Dataset items
--- Begin ---

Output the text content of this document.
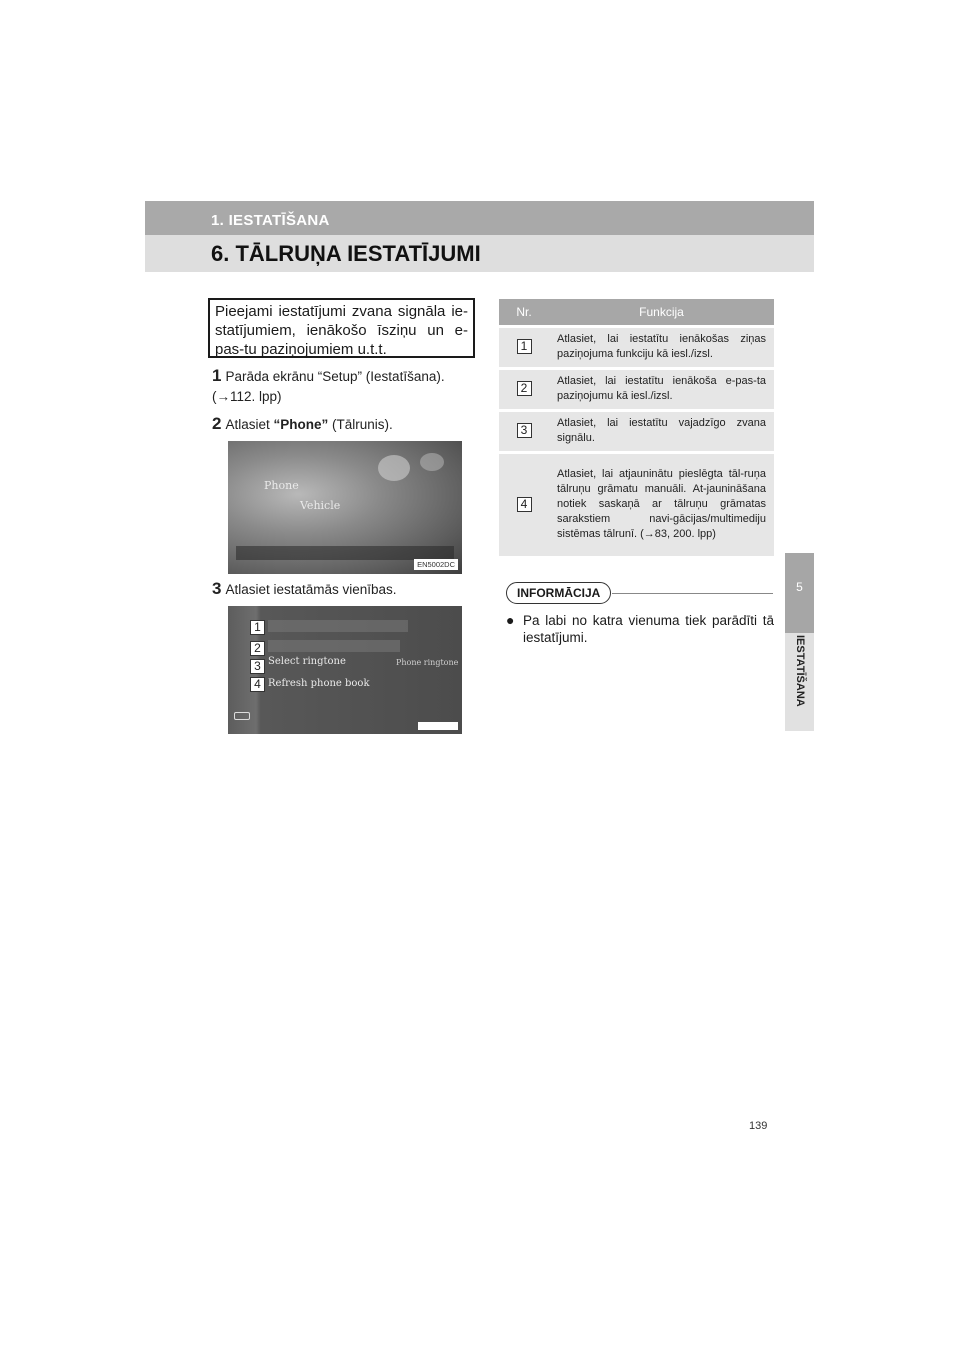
1. IESTATĪŠANA
6. TĀLRUŅA IESTATĪJUMI
5
IESTATĪŠANA
Pieejami iestatījumi zvana signāla ie-statījumiem, ienākošo īsziņu un e-pas-tu paziņojumiem u.t.t.
1 Parāda ekrānu “Setup” (Iestatīšana).
(→112. lpp)
2 Atlasiet “Phone” (Tālrunis).
Phone
Vehicle
EN5002DC
3 Atlasiet iestatāmās vienības.
Select ringtone	Phone ringtone
Refresh phone book
1
2
3
4
Nr.	Funkcija
1	Atlasiet, lai iestatītu ienākošas ziņas paziņojuma funkciju kā iesl./izsl.
2	Atlasiet, lai iestatītu ienākoša e-pas-ta paziņojumu kā iesl./izsl.
3	Atlasiet, lai iestatītu vajadzīgo zvana signālu.
4	Atlasiet, lai atjauninātu pieslēgta tāl-ruņa tālruņu grāmatu manuāli. At-jaunināšana notiek saskaņā ar tālruņu grāmatas sarakstiem navi-gācijas/multimediju sistēmas tālrunī. (→83, 200. lpp)
INFORMĀCIJA
● Pa labi no katra vienuma tiek parādīti tā iestatījumi.
139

--- End ---

GIVEN TASK
Repeat the full listing above exactly, with no pictures in the copy.

EXERCISE OUTPUT
Output the text content of this document.
1. IESTATĪŠANA
6. TĀLRUŅA IESTATĪJUMI
5
IESTATĪŠANA
Pieejami iestatījumi zvana signāla ie-statījumiem, ienākošo īsziņu un e-pas-tu paziņojumiem u.t.t.
1 Parāda ekrānu “Setup” (Iestatīšana).
(→112. lpp)
2 Atlasiet “Phone” (Tālrunis).
Phone
Vehicle
EN5002DC
3 Atlasiet iestatāmās vienības.
Select ringtone	Phone ringtone
Refresh phone book
1
2
3
4
Nr.	Funkcija
1	Atlasiet, lai iestatītu ienākošas ziņas paziņojuma funkciju kā iesl./izsl.
2	Atlasiet, lai iestatītu ienākoša e-pas-ta paziņojumu kā iesl./izsl.
3	Atlasiet, lai iestatītu vajadzīgo zvana signālu.
4	Atlasiet, lai atjauninātu pieslēgta tāl-ruņa tālruņu grāmatu manuāli. At-jaunināšana notiek saskaņā ar tālruņu grāmatas sarakstiem navi-gācijas/multimediju sistēmas tālrunī. (→83, 200. lpp)
INFORMĀCIJA
● Pa labi no katra vienuma tiek parādīti tā iestatījumi.
139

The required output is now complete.